> _Job_
Quote all of the data that follows exactly as written, skipping the images.

> _Information given_
:::
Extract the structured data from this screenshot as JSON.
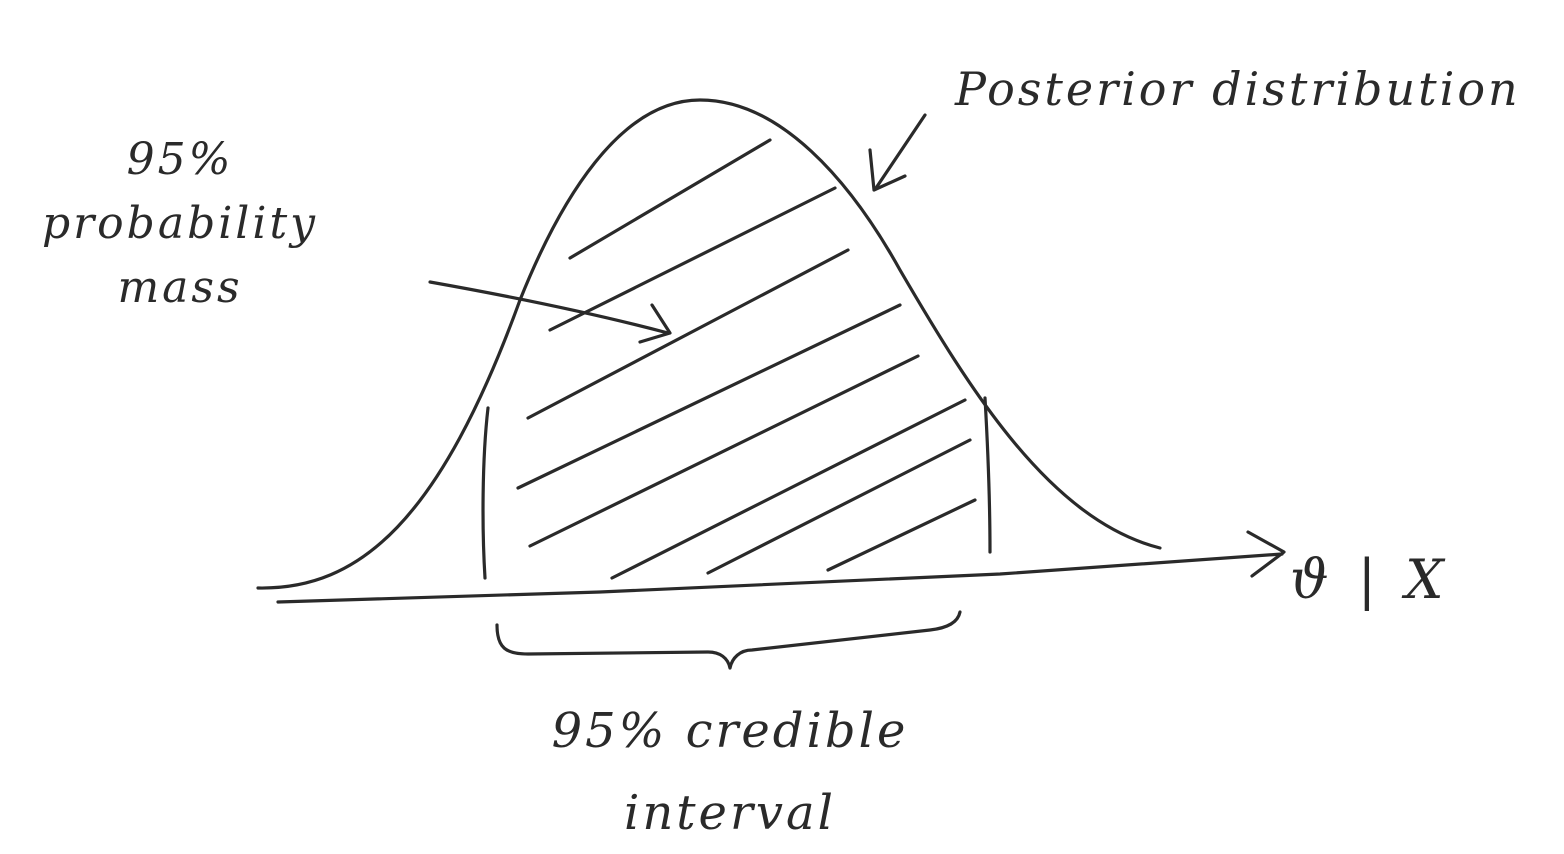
{
  "annotations": {
    "mass_label": [
      "95%",
      "probability",
      "mass"
    ],
    "posterior_label": "Posterior distribution",
    "interval_label": [
      "95% credible",
      "interval"
    ],
    "axis_label": "ϑ | X"
  },
  "colors": {
    "ink": "#2a2a2a",
    "paper": "#ffffff"
  }
}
:::
> _Response to this exercise_
Extract the structured data from this screenshot as JSON.
{
  "annotations": {
    "mass_label": [
      "95%",
      "probability",
      "mass"
    ],
    "posterior_label": "Posterior distribution",
    "interval_label": [
      "95% credible",
      "interval"
    ],
    "axis_label": "ϑ | X"
  },
  "colors": {
    "ink": "#2a2a2a",
    "paper": "#ffffff"
  }
}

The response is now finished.